**Passage**
####
In ‘The Lean Manager’, Ballé & Ballé distinguish two different management styles: Traditional management (management through systems) and Lean Management (Management-based on solving problems). In this novel, a factory in France undergoes a Lean transformation in which the seven steps of management based on problem solving are completed. In addition, the three principles of continuous improvement are described: creating clear goals (1), five questions to manage Kaizen (2) and Genchi Genbutsu (3).
The Lean Manager in this novel describes the management style with the aim of continuous improvements to the process as follows: “I don’t need an IT to run my system and I don’t need a quality department in order to set quality procedures. I need someone who can tell me exactly what is happening, where and when things go wrong in the process, so I know where I can improve. ”
The authors describe two types of flows: PRODUCT FLOW AND FLOW OF PROBLEMS. In a Lean organization both types of flow should be optimized. The product flow describes the ‘hard’ side of Lean and includes the physical flow of materials from the input materials to final product and ultimately the customer. It is relatively easy to measure how much time a product spends in line and how many products are in stock at any given time. Stabilizing the product flow can be achieved by using dedicated machines for products (1), fixed people working on fixed a machine (2), and a leveled production mix through Heijunka (3).
####
**Source data**

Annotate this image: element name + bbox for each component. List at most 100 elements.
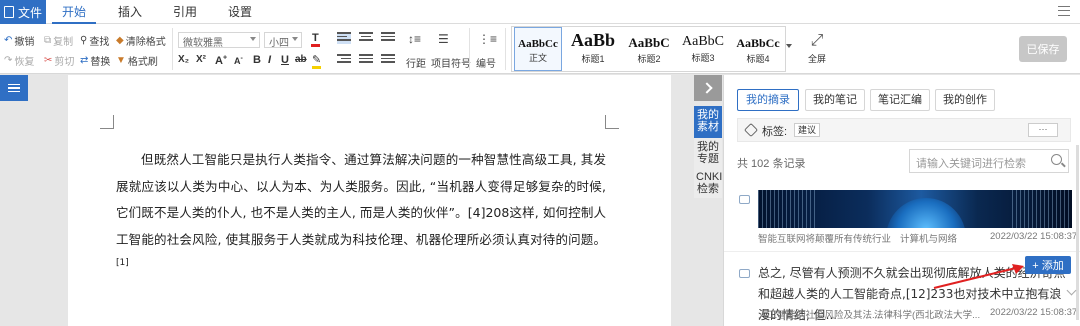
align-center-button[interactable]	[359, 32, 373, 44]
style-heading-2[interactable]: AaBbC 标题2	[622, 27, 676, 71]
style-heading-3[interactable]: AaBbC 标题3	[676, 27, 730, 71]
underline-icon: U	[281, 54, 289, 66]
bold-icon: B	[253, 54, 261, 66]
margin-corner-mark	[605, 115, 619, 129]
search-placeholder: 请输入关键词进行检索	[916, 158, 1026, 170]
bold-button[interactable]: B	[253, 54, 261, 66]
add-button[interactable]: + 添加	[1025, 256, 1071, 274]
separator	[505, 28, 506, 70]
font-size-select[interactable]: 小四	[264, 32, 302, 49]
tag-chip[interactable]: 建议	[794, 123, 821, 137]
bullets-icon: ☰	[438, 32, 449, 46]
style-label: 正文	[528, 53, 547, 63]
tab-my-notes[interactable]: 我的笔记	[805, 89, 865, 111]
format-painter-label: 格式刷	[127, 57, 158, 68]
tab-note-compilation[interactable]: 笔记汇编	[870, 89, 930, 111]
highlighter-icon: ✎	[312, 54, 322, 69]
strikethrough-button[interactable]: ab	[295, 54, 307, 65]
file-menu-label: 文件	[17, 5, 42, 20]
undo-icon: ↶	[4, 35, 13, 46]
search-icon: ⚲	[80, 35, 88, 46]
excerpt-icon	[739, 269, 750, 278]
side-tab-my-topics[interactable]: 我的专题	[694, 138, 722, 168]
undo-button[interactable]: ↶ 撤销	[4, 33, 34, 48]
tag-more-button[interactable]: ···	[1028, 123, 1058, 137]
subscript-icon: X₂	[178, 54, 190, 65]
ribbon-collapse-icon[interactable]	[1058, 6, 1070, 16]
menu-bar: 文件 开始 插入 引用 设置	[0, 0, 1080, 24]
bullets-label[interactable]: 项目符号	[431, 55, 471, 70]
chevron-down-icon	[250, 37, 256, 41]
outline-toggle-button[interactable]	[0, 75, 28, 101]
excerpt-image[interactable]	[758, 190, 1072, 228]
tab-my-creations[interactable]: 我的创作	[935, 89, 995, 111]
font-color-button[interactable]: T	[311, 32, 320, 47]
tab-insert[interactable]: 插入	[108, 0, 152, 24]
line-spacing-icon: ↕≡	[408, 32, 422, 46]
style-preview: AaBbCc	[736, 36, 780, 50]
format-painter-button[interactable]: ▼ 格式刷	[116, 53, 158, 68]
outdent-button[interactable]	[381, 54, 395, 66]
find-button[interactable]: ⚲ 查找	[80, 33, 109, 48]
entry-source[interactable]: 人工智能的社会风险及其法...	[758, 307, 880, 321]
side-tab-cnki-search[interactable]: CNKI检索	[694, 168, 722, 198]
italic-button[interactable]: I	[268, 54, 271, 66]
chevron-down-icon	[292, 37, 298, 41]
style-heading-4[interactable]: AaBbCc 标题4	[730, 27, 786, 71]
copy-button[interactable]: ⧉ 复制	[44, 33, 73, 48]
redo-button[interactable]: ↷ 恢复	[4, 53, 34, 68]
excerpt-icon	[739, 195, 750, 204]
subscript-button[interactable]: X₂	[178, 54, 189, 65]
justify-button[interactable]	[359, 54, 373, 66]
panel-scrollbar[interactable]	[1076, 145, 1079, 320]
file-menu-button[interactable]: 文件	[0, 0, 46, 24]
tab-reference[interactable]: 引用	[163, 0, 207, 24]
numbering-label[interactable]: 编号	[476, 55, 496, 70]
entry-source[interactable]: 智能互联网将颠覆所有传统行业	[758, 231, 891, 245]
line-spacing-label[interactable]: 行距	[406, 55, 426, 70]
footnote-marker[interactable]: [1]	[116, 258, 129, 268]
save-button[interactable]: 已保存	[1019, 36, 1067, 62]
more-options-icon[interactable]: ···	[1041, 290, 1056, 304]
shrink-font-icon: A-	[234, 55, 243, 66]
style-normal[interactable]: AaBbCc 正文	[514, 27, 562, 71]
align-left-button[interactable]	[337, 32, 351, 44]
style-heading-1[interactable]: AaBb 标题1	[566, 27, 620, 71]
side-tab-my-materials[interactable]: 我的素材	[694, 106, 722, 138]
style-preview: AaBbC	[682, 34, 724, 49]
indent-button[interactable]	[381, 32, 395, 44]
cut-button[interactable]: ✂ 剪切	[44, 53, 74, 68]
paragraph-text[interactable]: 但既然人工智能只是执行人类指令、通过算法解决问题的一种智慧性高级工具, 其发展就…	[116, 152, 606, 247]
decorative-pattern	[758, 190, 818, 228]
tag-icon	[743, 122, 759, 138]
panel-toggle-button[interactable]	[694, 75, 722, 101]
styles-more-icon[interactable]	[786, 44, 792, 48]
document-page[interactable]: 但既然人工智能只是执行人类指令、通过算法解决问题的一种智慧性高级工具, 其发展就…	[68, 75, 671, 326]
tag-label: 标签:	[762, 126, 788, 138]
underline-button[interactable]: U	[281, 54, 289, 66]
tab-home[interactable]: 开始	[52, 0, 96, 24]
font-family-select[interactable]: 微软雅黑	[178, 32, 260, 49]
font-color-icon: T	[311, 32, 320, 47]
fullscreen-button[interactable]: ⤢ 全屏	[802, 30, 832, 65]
####
From the passage on lean management, extract the text from "In ‘The Lean" to "Genchi Genbutsu (3).".

In ‘The Lean Manager’, Ballé & Ballé distinguish two different management styles: Traditional management (management through systems) and Lean Management (Management-based on solving problems). In this novel, a factory in France undergoes a Lean transformation in which the seven steps of management based on problem solving are completed. In addition, the three principles of continuous improvement are described: creating clear goals (1), five questions to manage Kaizen (2) and Genchi Genbutsu (3).